Problem requirements
From the entries below, copy every line where the string "Rechercher" appears.

##########

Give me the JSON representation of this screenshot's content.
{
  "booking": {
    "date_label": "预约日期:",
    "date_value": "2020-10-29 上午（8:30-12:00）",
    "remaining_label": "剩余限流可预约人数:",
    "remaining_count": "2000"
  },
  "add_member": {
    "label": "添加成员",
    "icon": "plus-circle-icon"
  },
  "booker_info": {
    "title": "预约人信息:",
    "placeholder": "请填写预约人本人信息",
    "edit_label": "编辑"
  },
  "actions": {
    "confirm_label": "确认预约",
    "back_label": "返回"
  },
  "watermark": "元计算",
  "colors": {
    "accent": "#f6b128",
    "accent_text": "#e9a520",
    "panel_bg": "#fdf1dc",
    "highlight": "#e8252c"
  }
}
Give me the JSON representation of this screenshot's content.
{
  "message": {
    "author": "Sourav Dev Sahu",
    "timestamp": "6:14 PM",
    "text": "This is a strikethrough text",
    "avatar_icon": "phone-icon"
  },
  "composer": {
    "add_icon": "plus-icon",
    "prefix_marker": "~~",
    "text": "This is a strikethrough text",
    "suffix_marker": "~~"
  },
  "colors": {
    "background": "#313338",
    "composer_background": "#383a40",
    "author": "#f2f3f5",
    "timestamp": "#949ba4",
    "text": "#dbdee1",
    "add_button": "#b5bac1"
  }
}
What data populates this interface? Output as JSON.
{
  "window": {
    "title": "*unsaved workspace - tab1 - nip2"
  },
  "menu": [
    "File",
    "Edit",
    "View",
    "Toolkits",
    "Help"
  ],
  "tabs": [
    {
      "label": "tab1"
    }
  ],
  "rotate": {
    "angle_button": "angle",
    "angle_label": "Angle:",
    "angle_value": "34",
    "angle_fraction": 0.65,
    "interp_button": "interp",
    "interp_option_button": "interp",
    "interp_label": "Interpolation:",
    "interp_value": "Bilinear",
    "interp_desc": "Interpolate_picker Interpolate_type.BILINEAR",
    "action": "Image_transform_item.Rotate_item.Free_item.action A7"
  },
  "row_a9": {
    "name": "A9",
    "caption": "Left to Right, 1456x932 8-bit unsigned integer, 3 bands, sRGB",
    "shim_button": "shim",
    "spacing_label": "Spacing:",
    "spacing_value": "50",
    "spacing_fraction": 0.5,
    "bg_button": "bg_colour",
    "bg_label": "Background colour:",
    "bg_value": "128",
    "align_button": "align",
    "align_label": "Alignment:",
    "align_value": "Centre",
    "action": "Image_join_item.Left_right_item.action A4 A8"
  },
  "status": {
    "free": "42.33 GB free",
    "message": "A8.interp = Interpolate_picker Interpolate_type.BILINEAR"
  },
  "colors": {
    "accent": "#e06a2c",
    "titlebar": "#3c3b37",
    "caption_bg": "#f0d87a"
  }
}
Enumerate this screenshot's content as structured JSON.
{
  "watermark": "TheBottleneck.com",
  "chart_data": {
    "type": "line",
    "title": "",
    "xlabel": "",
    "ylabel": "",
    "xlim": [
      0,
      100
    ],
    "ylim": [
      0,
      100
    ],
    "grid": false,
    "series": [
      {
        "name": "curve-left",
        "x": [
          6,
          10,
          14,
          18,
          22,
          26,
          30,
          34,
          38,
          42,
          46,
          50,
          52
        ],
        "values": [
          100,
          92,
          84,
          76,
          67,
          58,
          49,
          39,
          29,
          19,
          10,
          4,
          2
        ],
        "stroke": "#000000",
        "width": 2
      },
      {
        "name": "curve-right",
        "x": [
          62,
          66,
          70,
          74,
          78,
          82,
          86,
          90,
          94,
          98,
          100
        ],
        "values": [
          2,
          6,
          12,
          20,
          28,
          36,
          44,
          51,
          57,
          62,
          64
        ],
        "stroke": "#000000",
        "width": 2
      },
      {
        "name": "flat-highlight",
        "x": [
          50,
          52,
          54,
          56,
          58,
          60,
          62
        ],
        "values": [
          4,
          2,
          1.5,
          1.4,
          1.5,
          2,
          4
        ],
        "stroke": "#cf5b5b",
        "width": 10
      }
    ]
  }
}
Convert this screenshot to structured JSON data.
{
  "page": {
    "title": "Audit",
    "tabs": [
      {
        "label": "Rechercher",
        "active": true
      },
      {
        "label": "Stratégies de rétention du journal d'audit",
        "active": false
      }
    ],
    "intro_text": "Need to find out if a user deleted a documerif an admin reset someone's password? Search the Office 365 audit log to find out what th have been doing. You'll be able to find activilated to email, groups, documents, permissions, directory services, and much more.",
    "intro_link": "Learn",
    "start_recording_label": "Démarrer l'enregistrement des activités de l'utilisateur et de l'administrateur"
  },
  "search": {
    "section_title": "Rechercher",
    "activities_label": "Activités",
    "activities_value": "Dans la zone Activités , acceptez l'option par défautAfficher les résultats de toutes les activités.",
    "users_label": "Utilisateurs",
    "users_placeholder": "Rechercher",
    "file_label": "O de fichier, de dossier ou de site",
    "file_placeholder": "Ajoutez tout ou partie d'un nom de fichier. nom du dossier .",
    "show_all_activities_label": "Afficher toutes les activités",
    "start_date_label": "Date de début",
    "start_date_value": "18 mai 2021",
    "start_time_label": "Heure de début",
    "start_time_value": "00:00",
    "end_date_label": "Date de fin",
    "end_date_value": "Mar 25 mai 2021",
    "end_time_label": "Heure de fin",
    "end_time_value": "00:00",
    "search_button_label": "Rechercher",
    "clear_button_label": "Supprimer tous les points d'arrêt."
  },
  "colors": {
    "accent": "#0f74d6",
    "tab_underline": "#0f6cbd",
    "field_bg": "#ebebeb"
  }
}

##########

Output of the task
        "label": "Rechercher",
    "section_title": "Rechercher",
    "users_placeholder": "Rechercher",
    "search_button_label": "Rechercher",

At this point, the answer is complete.